-- START OF The data --

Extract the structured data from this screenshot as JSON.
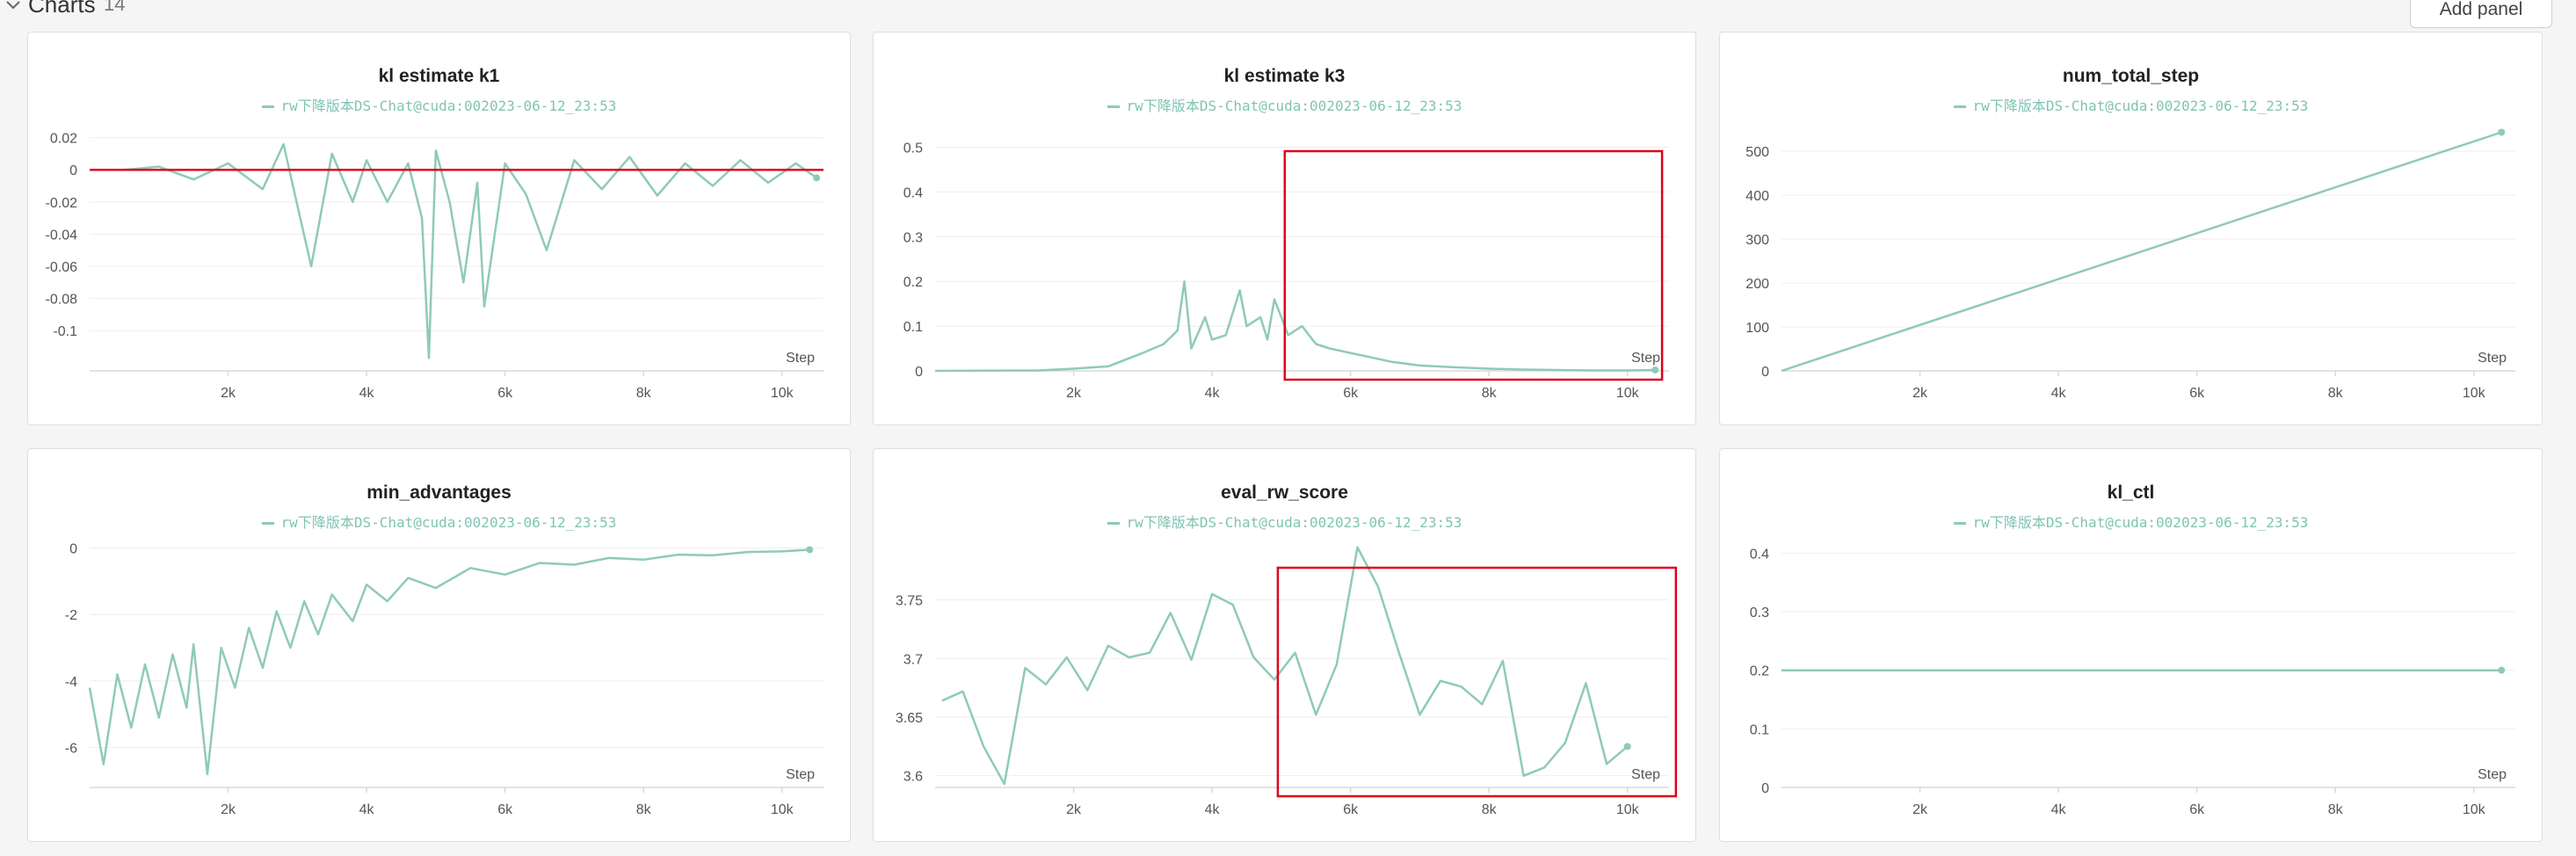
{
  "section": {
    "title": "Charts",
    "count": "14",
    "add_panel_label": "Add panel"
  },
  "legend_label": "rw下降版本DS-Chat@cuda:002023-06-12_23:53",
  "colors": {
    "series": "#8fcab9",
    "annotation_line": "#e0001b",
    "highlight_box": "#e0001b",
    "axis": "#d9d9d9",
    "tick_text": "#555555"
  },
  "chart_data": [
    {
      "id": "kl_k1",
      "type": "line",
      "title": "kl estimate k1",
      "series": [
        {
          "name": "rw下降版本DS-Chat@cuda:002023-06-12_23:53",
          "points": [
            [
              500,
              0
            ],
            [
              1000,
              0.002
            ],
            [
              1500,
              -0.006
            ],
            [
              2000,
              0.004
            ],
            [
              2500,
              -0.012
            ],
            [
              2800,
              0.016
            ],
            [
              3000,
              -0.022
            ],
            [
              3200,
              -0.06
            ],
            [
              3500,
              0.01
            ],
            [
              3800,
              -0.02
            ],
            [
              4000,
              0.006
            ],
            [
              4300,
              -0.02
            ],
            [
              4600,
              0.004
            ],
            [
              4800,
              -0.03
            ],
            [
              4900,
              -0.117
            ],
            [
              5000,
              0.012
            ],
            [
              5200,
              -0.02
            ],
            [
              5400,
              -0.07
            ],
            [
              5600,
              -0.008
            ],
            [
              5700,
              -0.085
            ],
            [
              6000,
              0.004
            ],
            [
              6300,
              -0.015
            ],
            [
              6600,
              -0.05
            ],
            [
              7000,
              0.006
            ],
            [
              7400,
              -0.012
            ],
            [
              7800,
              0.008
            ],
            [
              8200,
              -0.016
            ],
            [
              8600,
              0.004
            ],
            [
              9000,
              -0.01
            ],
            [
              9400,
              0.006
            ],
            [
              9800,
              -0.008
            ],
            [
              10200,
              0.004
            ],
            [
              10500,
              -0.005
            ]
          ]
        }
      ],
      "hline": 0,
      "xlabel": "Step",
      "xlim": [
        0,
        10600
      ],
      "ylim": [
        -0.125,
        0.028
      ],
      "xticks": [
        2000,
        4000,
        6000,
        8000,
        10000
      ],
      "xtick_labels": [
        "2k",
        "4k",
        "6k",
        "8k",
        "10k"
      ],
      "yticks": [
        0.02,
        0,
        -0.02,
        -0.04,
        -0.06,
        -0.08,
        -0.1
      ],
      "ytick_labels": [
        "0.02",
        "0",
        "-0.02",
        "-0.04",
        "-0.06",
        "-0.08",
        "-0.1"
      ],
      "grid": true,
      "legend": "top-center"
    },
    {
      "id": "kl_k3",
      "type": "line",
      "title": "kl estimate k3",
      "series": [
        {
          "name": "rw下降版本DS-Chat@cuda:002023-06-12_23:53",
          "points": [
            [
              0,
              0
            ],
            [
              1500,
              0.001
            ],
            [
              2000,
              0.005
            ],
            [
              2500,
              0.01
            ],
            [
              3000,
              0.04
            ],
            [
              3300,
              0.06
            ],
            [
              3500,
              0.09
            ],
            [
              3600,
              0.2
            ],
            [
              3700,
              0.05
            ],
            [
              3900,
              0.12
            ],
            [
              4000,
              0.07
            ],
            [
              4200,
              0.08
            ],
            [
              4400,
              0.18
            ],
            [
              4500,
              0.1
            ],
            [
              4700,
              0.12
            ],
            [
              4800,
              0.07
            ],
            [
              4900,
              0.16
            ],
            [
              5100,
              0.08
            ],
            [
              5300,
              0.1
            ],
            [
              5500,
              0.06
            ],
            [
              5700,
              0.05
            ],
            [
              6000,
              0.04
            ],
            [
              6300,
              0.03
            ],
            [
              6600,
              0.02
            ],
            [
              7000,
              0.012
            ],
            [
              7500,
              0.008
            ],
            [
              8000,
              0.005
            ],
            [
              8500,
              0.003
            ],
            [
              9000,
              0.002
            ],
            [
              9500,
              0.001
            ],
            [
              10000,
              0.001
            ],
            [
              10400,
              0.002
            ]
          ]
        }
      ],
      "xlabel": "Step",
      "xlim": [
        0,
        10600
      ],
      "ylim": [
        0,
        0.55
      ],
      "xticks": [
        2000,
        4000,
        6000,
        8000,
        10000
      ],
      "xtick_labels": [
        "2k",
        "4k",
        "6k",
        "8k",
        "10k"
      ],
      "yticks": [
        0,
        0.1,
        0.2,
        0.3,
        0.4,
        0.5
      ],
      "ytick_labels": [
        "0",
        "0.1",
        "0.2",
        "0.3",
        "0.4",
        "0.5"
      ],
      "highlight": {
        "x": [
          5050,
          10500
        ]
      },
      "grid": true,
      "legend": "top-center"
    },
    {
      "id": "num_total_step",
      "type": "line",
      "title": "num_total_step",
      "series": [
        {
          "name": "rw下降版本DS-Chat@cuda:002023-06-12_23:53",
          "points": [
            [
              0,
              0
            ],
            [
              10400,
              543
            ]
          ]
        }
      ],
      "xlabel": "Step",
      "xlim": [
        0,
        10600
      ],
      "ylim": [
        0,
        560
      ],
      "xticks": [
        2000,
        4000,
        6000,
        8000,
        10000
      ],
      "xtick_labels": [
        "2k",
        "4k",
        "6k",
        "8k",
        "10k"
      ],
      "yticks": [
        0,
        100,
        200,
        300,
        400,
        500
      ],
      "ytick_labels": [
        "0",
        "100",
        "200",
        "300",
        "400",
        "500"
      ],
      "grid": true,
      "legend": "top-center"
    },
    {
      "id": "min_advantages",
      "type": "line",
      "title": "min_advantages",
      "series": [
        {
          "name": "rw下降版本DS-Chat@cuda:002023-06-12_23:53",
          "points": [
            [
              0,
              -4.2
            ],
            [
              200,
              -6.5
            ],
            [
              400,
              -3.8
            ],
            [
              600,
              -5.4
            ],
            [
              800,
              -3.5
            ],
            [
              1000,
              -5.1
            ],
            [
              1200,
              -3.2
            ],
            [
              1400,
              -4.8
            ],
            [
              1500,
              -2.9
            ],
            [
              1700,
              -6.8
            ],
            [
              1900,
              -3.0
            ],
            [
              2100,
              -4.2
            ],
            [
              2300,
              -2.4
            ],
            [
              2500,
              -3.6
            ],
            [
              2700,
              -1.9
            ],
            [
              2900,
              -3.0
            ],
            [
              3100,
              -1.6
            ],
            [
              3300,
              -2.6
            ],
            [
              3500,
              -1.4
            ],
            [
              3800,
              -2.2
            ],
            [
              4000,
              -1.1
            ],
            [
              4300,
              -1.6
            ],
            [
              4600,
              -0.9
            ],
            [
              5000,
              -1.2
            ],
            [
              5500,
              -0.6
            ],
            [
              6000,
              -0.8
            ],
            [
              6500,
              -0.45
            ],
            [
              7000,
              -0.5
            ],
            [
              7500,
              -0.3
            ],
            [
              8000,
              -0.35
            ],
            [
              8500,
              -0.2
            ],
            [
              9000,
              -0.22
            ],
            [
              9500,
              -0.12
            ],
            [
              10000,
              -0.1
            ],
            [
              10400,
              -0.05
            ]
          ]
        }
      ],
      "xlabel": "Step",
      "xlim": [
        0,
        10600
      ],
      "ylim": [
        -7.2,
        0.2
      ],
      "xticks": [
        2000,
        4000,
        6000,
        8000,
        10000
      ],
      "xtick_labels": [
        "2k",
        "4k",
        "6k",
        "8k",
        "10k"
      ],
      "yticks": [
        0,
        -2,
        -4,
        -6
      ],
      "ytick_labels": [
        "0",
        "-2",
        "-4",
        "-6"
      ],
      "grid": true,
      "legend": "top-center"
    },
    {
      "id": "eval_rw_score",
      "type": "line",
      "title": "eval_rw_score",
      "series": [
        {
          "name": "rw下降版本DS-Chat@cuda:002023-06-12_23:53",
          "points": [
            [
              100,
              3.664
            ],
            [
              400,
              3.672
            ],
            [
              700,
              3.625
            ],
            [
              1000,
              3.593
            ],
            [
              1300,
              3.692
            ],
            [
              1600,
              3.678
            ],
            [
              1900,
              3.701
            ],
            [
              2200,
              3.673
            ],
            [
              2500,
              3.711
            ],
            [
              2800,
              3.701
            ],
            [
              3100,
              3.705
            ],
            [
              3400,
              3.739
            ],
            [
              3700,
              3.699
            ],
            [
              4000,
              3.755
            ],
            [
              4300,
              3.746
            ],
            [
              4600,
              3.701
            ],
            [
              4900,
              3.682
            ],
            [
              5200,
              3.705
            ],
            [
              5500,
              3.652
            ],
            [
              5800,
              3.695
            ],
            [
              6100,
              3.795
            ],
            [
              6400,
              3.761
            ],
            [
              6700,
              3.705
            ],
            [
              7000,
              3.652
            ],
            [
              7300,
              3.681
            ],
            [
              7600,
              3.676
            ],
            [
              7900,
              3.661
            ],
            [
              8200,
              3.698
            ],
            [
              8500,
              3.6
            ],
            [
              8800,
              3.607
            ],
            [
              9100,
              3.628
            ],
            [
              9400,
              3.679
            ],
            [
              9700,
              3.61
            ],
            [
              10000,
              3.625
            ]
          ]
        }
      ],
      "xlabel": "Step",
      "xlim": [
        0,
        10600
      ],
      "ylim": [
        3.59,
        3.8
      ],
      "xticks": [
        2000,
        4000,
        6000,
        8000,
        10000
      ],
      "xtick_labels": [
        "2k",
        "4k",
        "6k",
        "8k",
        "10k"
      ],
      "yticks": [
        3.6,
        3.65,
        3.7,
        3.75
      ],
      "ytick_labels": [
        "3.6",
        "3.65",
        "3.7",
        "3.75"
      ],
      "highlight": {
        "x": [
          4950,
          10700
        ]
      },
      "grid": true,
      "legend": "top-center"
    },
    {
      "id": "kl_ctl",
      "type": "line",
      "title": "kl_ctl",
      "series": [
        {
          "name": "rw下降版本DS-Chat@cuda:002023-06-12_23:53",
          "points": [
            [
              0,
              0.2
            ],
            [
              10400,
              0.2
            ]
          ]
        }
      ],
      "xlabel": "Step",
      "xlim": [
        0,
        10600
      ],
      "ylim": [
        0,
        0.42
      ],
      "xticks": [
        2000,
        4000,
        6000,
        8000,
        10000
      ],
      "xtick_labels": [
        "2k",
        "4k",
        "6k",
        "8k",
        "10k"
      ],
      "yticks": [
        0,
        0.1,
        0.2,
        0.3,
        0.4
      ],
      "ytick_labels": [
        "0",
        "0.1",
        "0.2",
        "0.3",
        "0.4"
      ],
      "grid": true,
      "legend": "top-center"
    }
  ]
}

-- END OF The data --

§ To be done:
Your task is to collect every line above that contains the word "estimate".

§ Exercise answer:
      "title": "kl estimate k1",
      "title": "kl estimate k3",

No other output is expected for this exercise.